>> BEGIN Materials provided

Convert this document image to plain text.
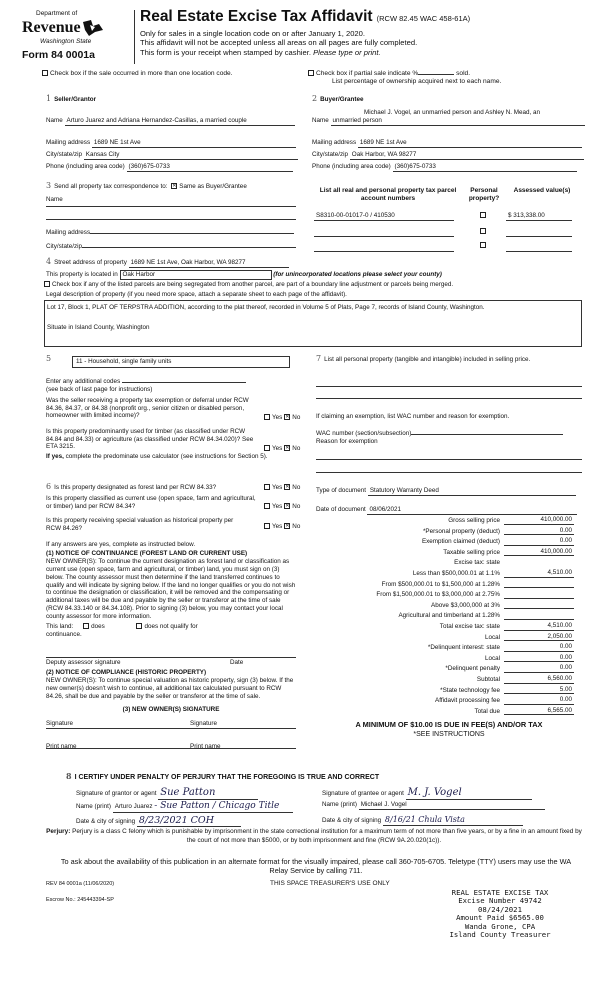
Department of
Revenue
Washington State
Form 84 0001a
Real Estate Excise Tax Affidavit (RCW 82.45 WAC 458-61A)
Only for sales in a single location code on or after January 1, 2020.
This affidavit will not be accepted unless all areas on all pages are fully completed.
This form is your receipt when stamped by cashier. Please type or print.
Check box if the sale occurred in more than one location code.	Check box if partial sale indicate %	sold.
List percentage of ownership acquired next to each name.
1 Seller/Grantor
Name Arturo Juarez and Adriana Hernandez-Casillas, a married couple
Mailing address 1689 NE 1st Ave
City/state/zip Kansas City
Phone (including area code) (360)675-0733
2 Buyer/Grantee
Michael J. Vogel, an unmarried person and Ashley N. Mead, an
Name unmarried person
Mailing address 1689 NE 1st Ave
City/state/zip Oak Harbor, WA 98277
Phone (including area code) (360)675-0733
3 Send all property tax correspondence to: ✕ Same as Buyer/Grantee
Name
Mailing address
City/state/zip
List all real and personal property tax parcel account numbers
Personal property?
Assessed value(s)
S8310-00-01017-0 / 410530	$ 313,338.00
4 Street address of property 1689 NE 1st Ave, Oak Harbor, WA 98277
This property is located in Oak Harbor	(for unincorporated locations please select your county)
Check box if any of the listed parcels are being segregated from another parcel, are part of a boundary line adjustment or parcels being merged.
Legal description of property (if you need more space, attach a separate sheet to each page of the affidavit).
Lot 17, Block 1, PLAT OF TERPSTRA ADDITION, according to the plat thereof, recorded in Volume 5 of Plats, Page 7, records of Island County, Washington.
Situate in Island County, Washington
5	11 - Household, single family units
Enter any additional codes
(see back of last page for instructions)
Was the seller receiving a property tax exemption or deferral under RCW 84.36, 84.37, or 84.38 (nonprofit org., senior citizen or disabled person, homeowner with limited income)?	Yes ✕ No
Is this property predominantly used for timber (as classified under RCW 84.84 and 84.33) or agriculture (as classified under RCW 84.34.020)? See ETA 3215.	Yes ✕ No
If yes, complete the predominate use calculator (see instructions for Section 5).
7 List all personal property (tangible and intangible) included in selling price.
If claiming an exemption, list WAC number and reason for exemption.
WAC number (section/subsection)
Reason for exemption
6 Is this property designated as forest land per RCW 84.33?	Yes ✕ No
Is this property classified as current use (open space, farm and agricultural, or timber) land per RCW 84.34?	Yes ✕ No
Is this property receiving special valuation as historical property per RCW 84.26?	Yes ✕ No
If any answers are yes, complete as instructed below.
(1) NOTICE OF CONTINUANCE (FOREST LAND OR CURRENT USE)
NEW OWNER(S): To continue the current designation as forest land or classification as current use (open space, farm and agricultural, or timber) land, you must sign on (3) below. The county assessor must then determine if the land transferred continues to qualify and will indicate by signing below. If the land no longer qualifies or you do not wish to continue the designation or classification, it will be removed and the compensating or additional taxes will be due and payable by the seller or transferor at the time of sale (RCW 84.33.140 or 84.34.108). Prior to signing (3) below, you may contact your local county assessor for more information.
This land:	does	does not qualify for
continuance.
Deputy assessor signature	Date
(2) NOTICE OF COMPLIANCE (HISTORIC PROPERTY)
NEW OWNER(S): To continue special valuation as historic property, sign (3) below. If the new owner(s) doesn't wish to continue, all additional tax calculated pursuant to RCW 84.26, shall be due and payable by the seller or transferor at the time of sale.
(3) NEW OWNER(S) SIGNATURE
Signature	Signature
Print name	Print name
Type of document Statutory Warranty Deed
Date of document 08/06/2021
Gross selling price	410,000.00
*Personal property (deduct)	0.00
Exemption claimed (deduct)	0.00
Taxable selling price	410,000.00
Excise tax: state
Less than $500,000.01 at 1.1%	4,510.00
From $500,000.01 to $1,500,000 at 1.28%
From $1,500,000.01 to $3,000,000 at 2.75%
Above $3,000,000 at 3%
Agricultural and timberland at 1.28%
Total excise tax: state	4,510.00
Local	2,050.00
*Delinquent interest: state	0.00
Local	0.00
*Delinquent penalty	0.00
Subtotal	6,560.00
*State technology fee	5.00
Affidavit processing fee	0.00
Total due	6,565.00
A MINIMUM OF $10.00 IS DUE IN FEE(S) AND/OR TAX
*SEE INSTRUCTIONS
8 I CERTIFY UNDER PENALTY OF PERJURY THAT THE FOREGOING IS TRUE AND CORRECT
Signature of grantor or agent Sue Patton
Name (print) Arturo Juarez - Sue Patton / Chicago Title
Date & city of signing 8/23/2021 COH
Signature of grantee or agent M. J. Vogel
Name (print) Michael J. Vogel
Date & city of signing 8/16/21 Chula Vista
Perjury: Perjury is a class C felony which is punishable by imprisonment in the state correctional institution for a maximum term of not more than five years, or by a fine in an amount fixed by the court of not more than $5000, or by both imprisonment and fine (RCW 9A.20.020(1c)).
To ask about the availability of this publication in an alternate format for the visually impaired, please call 360-705-6705. Teletype (TTY) users may use the WA Relay Service by calling 711.
REV 84 0001a (11/06/2020)	THIS SPACE TREASURER'S USE ONLY
Escrow No.: 245443394-SP
REAL ESTATE EXCISE TAX
Excise Number 49742
08/24/2021
Amount Paid $6565.00
Wanda Grone, CPA
Island County Treasurer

>> END Materials provided

• Task objective: Reproduce every line exactly and omit all pictures.

• Task answer:
Convert this document image to plain text.
Department of
Revenue
Washington State
Form 84 0001a
Real Estate Excise Tax Affidavit (RCW 82.45 WAC 458-61A)
Only for sales in a single location code on or after January 1, 2020.
This affidavit will not be accepted unless all areas on all pages are fully completed.
This form is your receipt when stamped by cashier. Please type or print.
Check box if the sale occurred in more than one location code.	Check box if partial sale indicate %	sold.
List percentage of ownership acquired next to each name.
1 Seller/Grantor
Name Arturo Juarez and Adriana Hernandez-Casillas, a married couple
Mailing address 1689 NE 1st Ave
City/state/zip Kansas City
Phone (including area code) (360)675-0733
2 Buyer/Grantee
Michael J. Vogel, an unmarried person and Ashley N. Mead, an
Name unmarried person
Mailing address 1689 NE 1st Ave
City/state/zip Oak Harbor, WA 98277
Phone (including area code) (360)675-0733
3 Send all property tax correspondence to: ✕ Same as Buyer/Grantee
Name
Mailing address
City/state/zip
List all real and personal property tax parcel account numbers
Personal property?
Assessed value(s)
S8310-00-01017-0 / 410530	$ 313,338.00
4 Street address of property 1689 NE 1st Ave, Oak Harbor, WA 98277
This property is located in Oak Harbor	(for unincorporated locations please select your county)
Check box if any of the listed parcels are being segregated from another parcel, are part of a boundary line adjustment or parcels being merged.
Legal description of property (if you need more space, attach a separate sheet to each page of the affidavit).
Lot 17, Block 1, PLAT OF TERPSTRA ADDITION, according to the plat thereof, recorded in Volume 5 of Plats, Page 7, records of Island County, Washington.
Situate in Island County, Washington
5	11 - Household, single family units
Enter any additional codes
(see back of last page for instructions)
Was the seller receiving a property tax exemption or deferral under RCW 84.36, 84.37, or 84.38 (nonprofit org., senior citizen or disabled person, homeowner with limited income)?	Yes ✕ No
Is this property predominantly used for timber (as classified under RCW 84.84 and 84.33) or agriculture (as classified under RCW 84.34.020)? See ETA 3215.	Yes ✕ No
If yes, complete the predominate use calculator (see instructions for Section 5).
7 List all personal property (tangible and intangible) included in selling price.
If claiming an exemption, list WAC number and reason for exemption.
WAC number (section/subsection)
Reason for exemption
6 Is this property designated as forest land per RCW 84.33?	Yes ✕ No
Is this property classified as current use (open space, farm and agricultural, or timber) land per RCW 84.34?	Yes ✕ No
Is this property receiving special valuation as historical property per RCW 84.26?	Yes ✕ No
If any answers are yes, complete as instructed below.
(1) NOTICE OF CONTINUANCE (FOREST LAND OR CURRENT USE)
NEW OWNER(S): To continue the current designation as forest land or classification as current use (open space, farm and agricultural, or timber) land, you must sign on (3) below. The county assessor must then determine if the land transferred continues to qualify and will indicate by signing below. If the land no longer qualifies or you do not wish to continue the designation or classification, it will be removed and the compensating or additional taxes will be due and payable by the seller or transferor at the time of sale (RCW 84.33.140 or 84.34.108). Prior to signing (3) below, you may contact your local county assessor for more information.
This land:	does	does not qualify for
continuance.
Deputy assessor signature	Date
(2) NOTICE OF COMPLIANCE (HISTORIC PROPERTY)
NEW OWNER(S): To continue special valuation as historic property, sign (3) below. If the new owner(s) doesn't wish to continue, all additional tax calculated pursuant to RCW 84.26, shall be due and payable by the seller or transferor at the time of sale.
(3) NEW OWNER(S) SIGNATURE
Signature	Signature
Print name	Print name
Type of document Statutory Warranty Deed
Date of document 08/06/2021
Gross selling price	410,000.00
*Personal property (deduct)	0.00
Exemption claimed (deduct)	0.00
Taxable selling price	410,000.00
Excise tax: state
Less than $500,000.01 at 1.1%	4,510.00
From $500,000.01 to $1,500,000 at 1.28%
From $1,500,000.01 to $3,000,000 at 2.75%
Above $3,000,000 at 3%
Agricultural and timberland at 1.28%
Total excise tax: state	4,510.00
Local	2,050.00
*Delinquent interest: state	0.00
Local	0.00
*Delinquent penalty	0.00
Subtotal	6,560.00
*State technology fee	5.00
Affidavit processing fee	0.00
Total due	6,565.00
A MINIMUM OF $10.00 IS DUE IN FEE(S) AND/OR TAX
*SEE INSTRUCTIONS
8 I CERTIFY UNDER PENALTY OF PERJURY THAT THE FOREGOING IS TRUE AND CORRECT
Signature of grantor or agent Sue Patton
Name (print) Arturo Juarez - Sue Patton / Chicago Title
Date & city of signing 8/23/2021 COH
Signature of grantee or agent M. J. Vogel
Name (print) Michael J. Vogel
Date & city of signing 8/16/21 Chula Vista
Perjury: Perjury is a class C felony which is punishable by imprisonment in the state correctional institution for a maximum term of not more than five years, or by a fine in an amount fixed by the court of not more than $5000, or by both imprisonment and fine (RCW 9A.20.020(1c)).
To ask about the availability of this publication in an alternate format for the visually impaired, please call 360-705-6705. Teletype (TTY) users may use the WA Relay Service by calling 711.
REV 84 0001a (11/06/2020)	THIS SPACE TREASURER'S USE ONLY
Escrow No.: 245443394-SP
REAL ESTATE EXCISE TAX
Excise Number 49742
08/24/2021
Amount Paid $6565.00
Wanda Grone, CPA
Island County Treasurer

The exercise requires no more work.